== What you have to do ==
Take the records underneath and set them down exactly.
━━━━━ Data records ━━━━━
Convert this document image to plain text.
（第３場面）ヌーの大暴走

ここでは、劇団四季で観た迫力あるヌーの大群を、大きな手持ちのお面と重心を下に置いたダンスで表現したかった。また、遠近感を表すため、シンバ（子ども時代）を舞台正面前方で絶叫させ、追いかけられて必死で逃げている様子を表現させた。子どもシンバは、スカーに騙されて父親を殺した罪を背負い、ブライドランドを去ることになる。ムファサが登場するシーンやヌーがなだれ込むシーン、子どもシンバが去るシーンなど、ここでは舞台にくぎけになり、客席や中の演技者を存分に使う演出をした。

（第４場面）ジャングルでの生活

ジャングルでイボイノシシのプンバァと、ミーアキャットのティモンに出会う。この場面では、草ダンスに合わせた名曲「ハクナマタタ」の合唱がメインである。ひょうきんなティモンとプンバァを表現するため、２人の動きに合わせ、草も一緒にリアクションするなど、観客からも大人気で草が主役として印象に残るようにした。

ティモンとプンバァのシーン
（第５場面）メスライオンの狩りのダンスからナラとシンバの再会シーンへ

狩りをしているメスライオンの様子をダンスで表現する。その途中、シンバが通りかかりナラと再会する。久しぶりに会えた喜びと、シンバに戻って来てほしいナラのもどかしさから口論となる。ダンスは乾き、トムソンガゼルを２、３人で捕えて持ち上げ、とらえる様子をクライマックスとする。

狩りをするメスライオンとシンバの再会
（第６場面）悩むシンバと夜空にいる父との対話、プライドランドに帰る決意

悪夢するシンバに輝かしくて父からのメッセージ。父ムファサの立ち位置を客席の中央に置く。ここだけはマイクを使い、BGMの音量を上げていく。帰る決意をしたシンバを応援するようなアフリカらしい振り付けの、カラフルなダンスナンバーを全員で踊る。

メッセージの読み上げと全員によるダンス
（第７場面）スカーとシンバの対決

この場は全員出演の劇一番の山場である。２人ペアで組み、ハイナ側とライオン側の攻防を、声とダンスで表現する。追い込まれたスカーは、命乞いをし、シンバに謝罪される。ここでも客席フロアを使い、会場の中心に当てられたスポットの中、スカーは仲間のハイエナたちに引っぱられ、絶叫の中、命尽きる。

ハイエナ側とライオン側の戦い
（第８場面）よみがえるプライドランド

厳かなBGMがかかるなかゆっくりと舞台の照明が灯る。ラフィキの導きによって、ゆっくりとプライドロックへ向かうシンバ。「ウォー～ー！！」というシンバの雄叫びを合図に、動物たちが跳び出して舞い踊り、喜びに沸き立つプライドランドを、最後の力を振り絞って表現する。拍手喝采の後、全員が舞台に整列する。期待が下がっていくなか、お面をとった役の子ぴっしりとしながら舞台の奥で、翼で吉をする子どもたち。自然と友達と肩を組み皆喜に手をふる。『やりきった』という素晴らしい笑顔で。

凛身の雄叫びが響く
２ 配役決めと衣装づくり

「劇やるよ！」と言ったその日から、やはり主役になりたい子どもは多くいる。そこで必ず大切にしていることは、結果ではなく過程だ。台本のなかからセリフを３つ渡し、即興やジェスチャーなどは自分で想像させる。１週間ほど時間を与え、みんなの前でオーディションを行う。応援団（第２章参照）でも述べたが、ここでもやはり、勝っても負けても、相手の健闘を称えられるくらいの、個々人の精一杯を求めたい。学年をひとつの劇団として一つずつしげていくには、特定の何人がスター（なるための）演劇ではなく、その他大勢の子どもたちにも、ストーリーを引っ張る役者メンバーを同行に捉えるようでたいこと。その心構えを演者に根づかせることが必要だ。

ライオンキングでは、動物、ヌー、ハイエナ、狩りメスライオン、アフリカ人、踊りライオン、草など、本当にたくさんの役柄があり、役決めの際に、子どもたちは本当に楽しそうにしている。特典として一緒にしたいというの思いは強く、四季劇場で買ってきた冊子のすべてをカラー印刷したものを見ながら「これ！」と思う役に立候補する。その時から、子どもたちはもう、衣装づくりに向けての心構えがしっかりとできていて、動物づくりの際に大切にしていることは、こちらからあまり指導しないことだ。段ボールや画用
━━━━━
== The answer ==
Convert this document image to plain text.
（第３場面）ヌーの大暴走

ここでは、劇団四季で観た迫力あるヌーの大群を、大きな手持ちのお面と重心を下に置いたダンスで表現したかった。また、遠近感を表すため、シンバ（子ども時代）を舞台正面前方で絶叫させ、追いかけられて必死で逃げている様子を表現させた。子どもシンバは、スカーに騙されて父親を殺した罪を背負い、ブライドランドを去ることになる。ムファサが登場するシーンやヌーがなだれ込むシーン、子どもシンバが去るシーンなど、ここでは舞台にくぎけになり、客席や中の演技者を存分に使う演出をした。

（第４場面）ジャングルでの生活

ジャングルでイボイノシシのプンバァと、ミーアキャットのティモンに出会う。この場面では、草ダンスに合わせた名曲「ハクナマタタ」の合唱がメインである。ひょうきんなティモンとプンバァを表現するため、２人の動きに合わせ、草も一緒にリアクションするなど、観客からも大人気で草が主役として印象に残るようにした。

ティモンとプンバァのシーン
（第５場面）メスライオンの狩りのダンスからナラとシンバの再会シーンへ

狩りをしているメスライオンの様子をダンスで表現する。その途中、シンバが通りかかりナラと再会する。久しぶりに会えた喜びと、シンバに戻って来てほしいナラのもどかしさから口論となる。ダンスは乾き、トムソンガゼルを２、３人で捕えて持ち上げ、とらえる様子をクライマックスとする。

狩りをするメスライオンとシンバの再会
（第６場面）悩むシンバと夜空にいる父との対話、プライドランドに帰る決意

悪夢するシンバに輝かしくて父からのメッセージ。父ムファサの立ち位置を客席の中央に置く。ここだけはマイクを使い、BGMの音量を上げていく。帰る決意をしたシンバを応援するようなアフリカらしい振り付けの、カラフルなダンスナンバーを全員で踊る。

メッセージの読み上げと全員によるダンス
（第７場面）スカーとシンバの対決

この場は全員出演の劇一番の山場である。２人ペアで組み、ハイナ側とライオン側の攻防を、声とダンスで表現する。追い込まれたスカーは、命乞いをし、シンバに謝罪される。ここでも客席フロアを使い、会場の中心に当てられたスポットの中、スカーは仲間のハイエナたちに引っぱられ、絶叫の中、命尽きる。

ハイエナ側とライオン側の戦い
（第８場面）よみがえるプライドランド

厳かなBGMがかかるなかゆっくりと舞台の照明が灯る。ラフィキの導きによって、ゆっくりとプライドロックへ向かうシンバ。「ウォー～ー！！」というシンバの雄叫びを合図に、動物たちが跳び出して舞い踊り、喜びに沸き立つプライドランドを、最後の力を振り絞って表現する。拍手喝采の後、全員が舞台に整列する。期待が下がっていくなか、お面をとった役の子ぴっしりとしながら舞台の奥で、翼で吉をする子どもたち。自然と友達と肩を組み皆喜に手をふる。『やりきった』という素晴らしい笑顔で。

凛身の雄叫びが響く
２ 配役決めと衣装づくり

「劇やるよ！」と言ったその日から、やはり主役になりたい子どもは多くいる。そこで必ず大切にしていることは、結果ではなく過程だ。台本のなかからセリフを３つ渡し、即興やジェスチャーなどは自分で想像させる。１週間ほど時間を与え、みんなの前でオーディションを行う。応援団（第２章参照）でも述べたが、ここでもやはり、勝っても負けても、相手の健闘を称えられるくらいの、個々人の精一杯を求めたい。学年をひとつの劇団として一つずつしげていくには、特定の何人がスター（なるための）演劇ではなく、その他大勢の子どもたちにも、ストーリーを引っ張る役者メンバーを同行に捉えるようでたいこと。その心構えを演者に根づかせることが必要だ。

ライオンキングでは、動物、ヌー、ハイエナ、狩りメスライオン、アフリカ人、踊りライオン、草など、本当にたくさんの役柄があり、役決めの際に、子どもたちは本当に楽しそうにしている。特典として一緒にしたいというの思いは強く、四季劇場で買ってきた冊子のすべてをカラー印刷したものを見ながら「これ！」と思う役に立候補する。その時から、子どもたちはもう、衣装づくりに向けての心構えがしっかりとできていて、動物づくりの際に大切にしていることは、こちらからあまり指導しないことだ。段ボールや画用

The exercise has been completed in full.